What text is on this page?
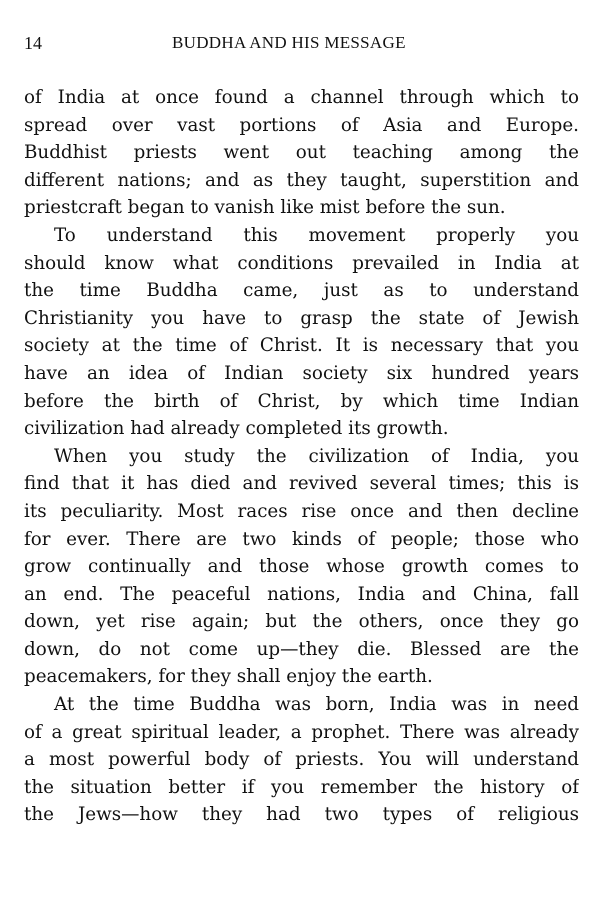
14	BUDDHA AND HIS MESSAGE
of India at once found a channel through which to
spread over vast portions of Asia and Europe.
Buddhist priests went out teaching among the
different nations; and as they taught, superstition and
priestcraft began to vanish like mist before the sun.
To understand this movement properly you
should know what conditions prevailed in India at
the time Buddha came, just as to understand
Christianity you have to grasp the state of Jewish
society at the time of Christ. It is necessary that you
have an idea of Indian society six hundred years
before the birth of Christ, by which time Indian
civilization had already completed its growth.
When you study the civilization of India, you
find that it has died and revived several times; this is
its peculiarity. Most races rise once and then decline
for ever. There are two kinds of people; those who
grow continually and those whose growth comes to
an end. The peaceful nations, India and China, fall
down, yet rise again; but the others, once they go
down, do not come up—they die. Blessed are the
peacemakers, for they shall enjoy the earth.
At the time Buddha was born, India was in need
of a great spiritual leader, a prophet. There was already
a most powerful body of priests. You will understand
the situation better if you remember the history of
the Jews—how they had two types of religious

========================================================================

» PROBLEM DETAILS
Transcribe every line from the records above without alteration, and leave out the images.

» RESULT FOR THIS TASK
What text is on this page?
14	BUDDHA AND HIS MESSAGE
of India at once found a channel through which to
spread over vast portions of Asia and Europe.
Buddhist priests went out teaching among the
different nations; and as they taught, superstition and
priestcraft began to vanish like mist before the sun.
To understand this movement properly you
should know what conditions prevailed in India at
the time Buddha came, just as to understand
Christianity you have to grasp the state of Jewish
society at the time of Christ. It is necessary that you
have an idea of Indian society six hundred years
before the birth of Christ, by which time Indian
civilization had already completed its growth.
When you study the civilization of India, you
find that it has died and revived several times; this is
its peculiarity. Most races rise once and then decline
for ever. There are two kinds of people; those who
grow continually and those whose growth comes to
an end. The peaceful nations, India and China, fall
down, yet rise again; but the others, once they go
down, do not come up—they die. Blessed are the
peacemakers, for they shall enjoy the earth.
At the time Buddha was born, India was in need
of a great spiritual leader, a prophet. There was already
a most powerful body of priests. You will understand
the situation better if you remember the history of
the Jews—how they had two types of religious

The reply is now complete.